---- STORED ROWS

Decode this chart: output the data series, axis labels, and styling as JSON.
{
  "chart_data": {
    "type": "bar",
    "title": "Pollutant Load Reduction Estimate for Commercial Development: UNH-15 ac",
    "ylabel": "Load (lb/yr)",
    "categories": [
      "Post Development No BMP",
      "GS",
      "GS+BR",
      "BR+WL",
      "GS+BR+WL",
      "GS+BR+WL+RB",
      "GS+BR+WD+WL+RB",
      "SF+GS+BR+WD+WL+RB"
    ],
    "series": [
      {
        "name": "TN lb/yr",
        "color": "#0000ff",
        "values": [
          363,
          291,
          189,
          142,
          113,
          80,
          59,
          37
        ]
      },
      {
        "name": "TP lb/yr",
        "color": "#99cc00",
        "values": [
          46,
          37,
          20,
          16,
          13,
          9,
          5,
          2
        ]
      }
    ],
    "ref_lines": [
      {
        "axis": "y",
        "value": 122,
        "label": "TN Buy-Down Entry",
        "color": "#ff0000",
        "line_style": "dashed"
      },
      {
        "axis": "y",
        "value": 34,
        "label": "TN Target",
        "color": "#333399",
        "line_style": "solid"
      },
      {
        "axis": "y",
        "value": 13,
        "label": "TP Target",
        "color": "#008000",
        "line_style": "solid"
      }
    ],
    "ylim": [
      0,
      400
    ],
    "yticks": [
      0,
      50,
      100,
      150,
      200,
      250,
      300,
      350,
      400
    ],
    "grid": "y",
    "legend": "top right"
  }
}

--------

Print all of the entries exactly as they appear.

SOLUTION:
Decode this chart: output the data series, axis labels, and styling as JSON.
{
  "chart_data": {
    "type": "bar",
    "title": "Pollutant Load Reduction Estimate for Commercial Development: UNH-15 ac",
    "ylabel": "Load (lb/yr)",
    "categories": [
      "Post Development No BMP",
      "GS",
      "GS+BR",
      "BR+WL",
      "GS+BR+WL",
      "GS+BR+WL+RB",
      "GS+BR+WD+WL+RB",
      "SF+GS+BR+WD+WL+RB"
    ],
    "series": [
      {
        "name": "TN lb/yr",
        "color": "#0000ff",
        "values": [
          363,
          291,
          189,
          142,
          113,
          80,
          59,
          37
        ]
      },
      {
        "name": "TP lb/yr",
        "color": "#99cc00",
        "values": [
          46,
          37,
          20,
          16,
          13,
          9,
          5,
          2
        ]
      }
    ],
    "ref_lines": [
      {
        "axis": "y",
        "value": 122,
        "label": "TN Buy-Down Entry",
        "color": "#ff0000",
        "line_style": "dashed"
      },
      {
        "axis": "y",
        "value": 34,
        "label": "TN Target",
        "color": "#333399",
        "line_style": "solid"
      },
      {
        "axis": "y",
        "value": 13,
        "label": "TP Target",
        "color": "#008000",
        "line_style": "solid"
      }
    ],
    "ylim": [
      0,
      400
    ],
    "yticks": [
      0,
      50,
      100,
      150,
      200,
      250,
      300,
      350,
      400
    ],
    "grid": "y",
    "legend": "top right"
  }
}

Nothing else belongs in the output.